### [What is expected]
Skip the pictures and extract all of the lines exactly as written.

[START]

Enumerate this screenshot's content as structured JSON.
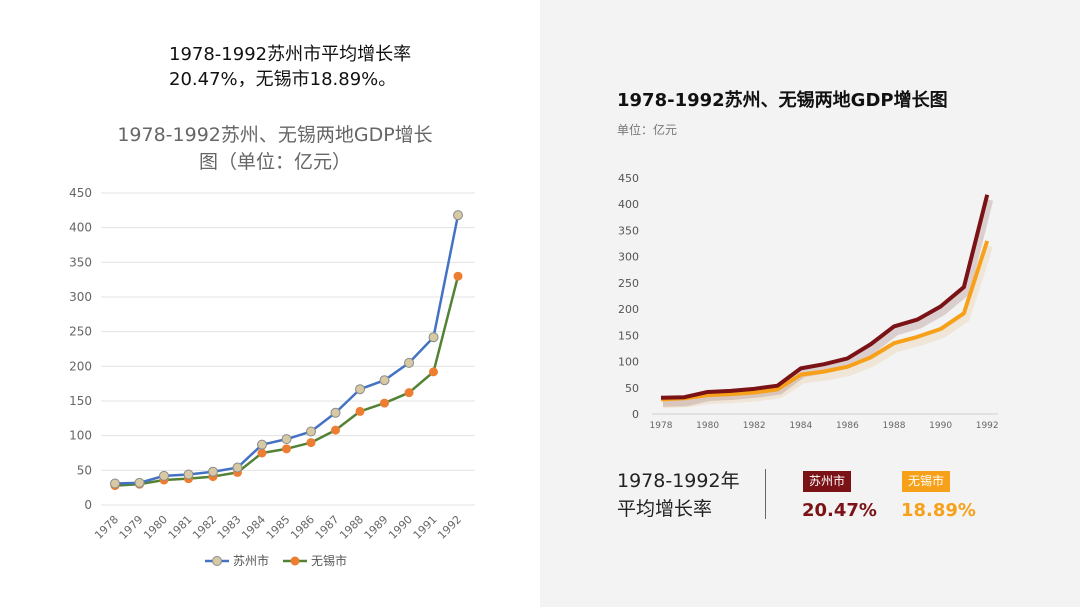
{
  "left": {
    "note": [
      "1978-1992苏州市平均增长率",
      "20.47%，无锡市18.89%。"
    ],
    "chart_title": [
      "1978-1992苏州、无锡两地GDP增长",
      "图（单位：亿元）"
    ]
  },
  "right": {
    "title": "1978-1992苏州、无锡两地GDP增长图",
    "unit": "单位：亿元",
    "summary_label": [
      "1978-1992年",
      "平均增长率"
    ],
    "badge_a": "苏州市",
    "badge_b": "无锡市",
    "rate_a": "20.47%",
    "rate_b": "18.89%"
  },
  "colors": {
    "left_suzhou": "#4472c4",
    "left_suzhou_marker": "#d6c9a4",
    "left_wuxi": "#548235",
    "left_wuxi_marker": "#ed7d31",
    "right_suzhou": "#7a1216",
    "right_wuxi": "#f7a11a"
  },
  "chart_data": [
    {
      "type": "line",
      "title": "1978-1992苏州、无锡两地GDP增长图（单位：亿元）",
      "categories": [
        "1978",
        "1979",
        "1980",
        "1981",
        "1982",
        "1983",
        "1984",
        "1985",
        "1986",
        "1987",
        "1988",
        "1989",
        "1990",
        "1991",
        "1992"
      ],
      "series": [
        {
          "name": "苏州市",
          "values": [
            31,
            32,
            42,
            44,
            48,
            54,
            87,
            95,
            106,
            133,
            167,
            180,
            205,
            242,
            418
          ]
        },
        {
          "name": "无锡市",
          "values": [
            28,
            30,
            36,
            38,
            41,
            47,
            75,
            81,
            90,
            108,
            135,
            147,
            162,
            192,
            330
          ]
        }
      ],
      "ylim": [
        0,
        450
      ],
      "yticks": [
        0,
        50,
        100,
        150,
        200,
        250,
        300,
        350,
        400,
        450
      ],
      "grid": true,
      "legend": "bottom"
    },
    {
      "type": "line",
      "title": "1978-1992苏州、无锡两地GDP增长图",
      "categories": [
        "1978",
        "1979",
        "1980",
        "1981",
        "1982",
        "1983",
        "1984",
        "1985",
        "1986",
        "1987",
        "1988",
        "1989",
        "1990",
        "1991",
        "1992"
      ],
      "xticks": [
        "1978",
        "1980",
        "1982",
        "1984",
        "1986",
        "1988",
        "1990",
        "1992"
      ],
      "series": [
        {
          "name": "苏州市",
          "values": [
            31,
            32,
            42,
            44,
            48,
            54,
            87,
            95,
            106,
            133,
            167,
            180,
            205,
            242,
            418
          ]
        },
        {
          "name": "无锡市",
          "values": [
            28,
            30,
            36,
            38,
            41,
            47,
            75,
            81,
            90,
            108,
            135,
            147,
            162,
            192,
            330
          ]
        }
      ],
      "ylim": [
        0,
        450
      ],
      "yticks": [
        0,
        50,
        100,
        150,
        200,
        250,
        300,
        350,
        400,
        450
      ],
      "grid": false
    }
  ]
}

[END]

### [Result of the task]
Enumerate this screenshot's content as structured JSON.
{
  "left": {
    "note": [
      "1978-1992苏州市平均增长率",
      "20.47%，无锡市18.89%。"
    ],
    "chart_title": [
      "1978-1992苏州、无锡两地GDP增长",
      "图（单位：亿元）"
    ]
  },
  "right": {
    "title": "1978-1992苏州、无锡两地GDP增长图",
    "unit": "单位：亿元",
    "summary_label": [
      "1978-1992年",
      "平均增长率"
    ],
    "badge_a": "苏州市",
    "badge_b": "无锡市",
    "rate_a": "20.47%",
    "rate_b": "18.89%"
  },
  "colors": {
    "left_suzhou": "#4472c4",
    "left_suzhou_marker": "#d6c9a4",
    "left_wuxi": "#548235",
    "left_wuxi_marker": "#ed7d31",
    "right_suzhou": "#7a1216",
    "right_wuxi": "#f7a11a"
  },
  "chart_data": [
    {
      "type": "line",
      "title": "1978-1992苏州、无锡两地GDP增长图（单位：亿元）",
      "categories": [
        "1978",
        "1979",
        "1980",
        "1981",
        "1982",
        "1983",
        "1984",
        "1985",
        "1986",
        "1987",
        "1988",
        "1989",
        "1990",
        "1991",
        "1992"
      ],
      "series": [
        {
          "name": "苏州市",
          "values": [
            31,
            32,
            42,
            44,
            48,
            54,
            87,
            95,
            106,
            133,
            167,
            180,
            205,
            242,
            418
          ]
        },
        {
          "name": "无锡市",
          "values": [
            28,
            30,
            36,
            38,
            41,
            47,
            75,
            81,
            90,
            108,
            135,
            147,
            162,
            192,
            330
          ]
        }
      ],
      "ylim": [
        0,
        450
      ],
      "yticks": [
        0,
        50,
        100,
        150,
        200,
        250,
        300,
        350,
        400,
        450
      ],
      "grid": true,
      "legend": "bottom"
    },
    {
      "type": "line",
      "title": "1978-1992苏州、无锡两地GDP增长图",
      "categories": [
        "1978",
        "1979",
        "1980",
        "1981",
        "1982",
        "1983",
        "1984",
        "1985",
        "1986",
        "1987",
        "1988",
        "1989",
        "1990",
        "1991",
        "1992"
      ],
      "xticks": [
        "1978",
        "1980",
        "1982",
        "1984",
        "1986",
        "1988",
        "1990",
        "1992"
      ],
      "series": [
        {
          "name": "苏州市",
          "values": [
            31,
            32,
            42,
            44,
            48,
            54,
            87,
            95,
            106,
            133,
            167,
            180,
            205,
            242,
            418
          ]
        },
        {
          "name": "无锡市",
          "values": [
            28,
            30,
            36,
            38,
            41,
            47,
            75,
            81,
            90,
            108,
            135,
            147,
            162,
            192,
            330
          ]
        }
      ],
      "ylim": [
        0,
        450
      ],
      "yticks": [
        0,
        50,
        100,
        150,
        200,
        250,
        300,
        350,
        400,
        450
      ],
      "grid": false
    }
  ]
}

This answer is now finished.